— Start of DATA EXTRACT —
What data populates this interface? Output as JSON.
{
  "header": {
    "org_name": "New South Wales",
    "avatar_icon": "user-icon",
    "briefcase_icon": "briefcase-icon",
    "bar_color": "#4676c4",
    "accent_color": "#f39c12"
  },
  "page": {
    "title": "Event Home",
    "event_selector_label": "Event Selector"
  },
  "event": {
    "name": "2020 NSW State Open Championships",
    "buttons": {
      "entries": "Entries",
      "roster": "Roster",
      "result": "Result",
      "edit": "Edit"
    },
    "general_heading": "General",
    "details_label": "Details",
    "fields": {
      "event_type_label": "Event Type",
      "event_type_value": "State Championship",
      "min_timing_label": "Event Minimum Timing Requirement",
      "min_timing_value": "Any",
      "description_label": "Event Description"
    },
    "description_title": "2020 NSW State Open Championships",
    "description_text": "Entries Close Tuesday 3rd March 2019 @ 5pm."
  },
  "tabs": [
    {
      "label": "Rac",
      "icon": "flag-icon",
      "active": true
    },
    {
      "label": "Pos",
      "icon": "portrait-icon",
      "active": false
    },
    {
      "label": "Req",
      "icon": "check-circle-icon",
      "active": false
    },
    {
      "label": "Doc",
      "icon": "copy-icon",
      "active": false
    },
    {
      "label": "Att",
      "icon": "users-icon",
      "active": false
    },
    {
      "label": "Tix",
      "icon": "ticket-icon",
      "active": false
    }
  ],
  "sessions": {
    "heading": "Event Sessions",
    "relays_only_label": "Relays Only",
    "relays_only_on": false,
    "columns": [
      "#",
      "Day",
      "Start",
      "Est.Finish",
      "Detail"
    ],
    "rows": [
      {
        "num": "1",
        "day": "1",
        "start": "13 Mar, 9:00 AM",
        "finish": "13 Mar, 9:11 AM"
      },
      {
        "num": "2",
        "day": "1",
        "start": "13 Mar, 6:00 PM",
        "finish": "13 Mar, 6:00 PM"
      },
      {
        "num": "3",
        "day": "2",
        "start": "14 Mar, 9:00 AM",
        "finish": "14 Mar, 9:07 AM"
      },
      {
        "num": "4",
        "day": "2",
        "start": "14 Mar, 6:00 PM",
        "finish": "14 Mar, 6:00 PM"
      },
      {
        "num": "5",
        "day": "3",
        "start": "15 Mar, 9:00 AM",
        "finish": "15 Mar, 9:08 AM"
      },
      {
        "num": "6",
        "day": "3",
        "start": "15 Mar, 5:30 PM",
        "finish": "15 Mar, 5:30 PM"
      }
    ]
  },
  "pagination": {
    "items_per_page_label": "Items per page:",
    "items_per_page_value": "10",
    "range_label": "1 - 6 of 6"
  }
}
— End of DATA EXTRACT —
GIVEN INSTRUCTION
Reproduce all of the records exactly.

TASK RESULT
What data populates this interface? Output as JSON.
{
  "header": {
    "org_name": "New South Wales",
    "avatar_icon": "user-icon",
    "briefcase_icon": "briefcase-icon",
    "bar_color": "#4676c4",
    "accent_color": "#f39c12"
  },
  "page": {
    "title": "Event Home",
    "event_selector_label": "Event Selector"
  },
  "event": {
    "name": "2020 NSW State Open Championships",
    "buttons": {
      "entries": "Entries",
      "roster": "Roster",
      "result": "Result",
      "edit": "Edit"
    },
    "general_heading": "General",
    "details_label": "Details",
    "fields": {
      "event_type_label": "Event Type",
      "event_type_value": "State Championship",
      "min_timing_label": "Event Minimum Timing Requirement",
      "min_timing_value": "Any",
      "description_label": "Event Description"
    },
    "description_title": "2020 NSW State Open Championships",
    "description_text": "Entries Close Tuesday 3rd March 2019 @ 5pm."
  },
  "tabs": [
    {
      "label": "Rac",
      "icon": "flag-icon",
      "active": true
    },
    {
      "label": "Pos",
      "icon": "portrait-icon",
      "active": false
    },
    {
      "label": "Req",
      "icon": "check-circle-icon",
      "active": false
    },
    {
      "label": "Doc",
      "icon": "copy-icon",
      "active": false
    },
    {
      "label": "Att",
      "icon": "users-icon",
      "active": false
    },
    {
      "label": "Tix",
      "icon": "ticket-icon",
      "active": false
    }
  ],
  "sessions": {
    "heading": "Event Sessions",
    "relays_only_label": "Relays Only",
    "relays_only_on": false,
    "columns": [
      "#",
      "Day",
      "Start",
      "Est.Finish",
      "Detail"
    ],
    "rows": [
      {
        "num": "1",
        "day": "1",
        "start": "13 Mar, 9:00 AM",
        "finish": "13 Mar, 9:11 AM"
      },
      {
        "num": "2",
        "day": "1",
        "start": "13 Mar, 6:00 PM",
        "finish": "13 Mar, 6:00 PM"
      },
      {
        "num": "3",
        "day": "2",
        "start": "14 Mar, 9:00 AM",
        "finish": "14 Mar, 9:07 AM"
      },
      {
        "num": "4",
        "day": "2",
        "start": "14 Mar, 6:00 PM",
        "finish": "14 Mar, 6:00 PM"
      },
      {
        "num": "5",
        "day": "3",
        "start": "15 Mar, 9:00 AM",
        "finish": "15 Mar, 9:08 AM"
      },
      {
        "num": "6",
        "day": "3",
        "start": "15 Mar, 5:30 PM",
        "finish": "15 Mar, 5:30 PM"
      }
    ]
  },
  "pagination": {
    "items_per_page_label": "Items per page:",
    "items_per_page_value": "10",
    "range_label": "1 - 6 of 6"
  }
}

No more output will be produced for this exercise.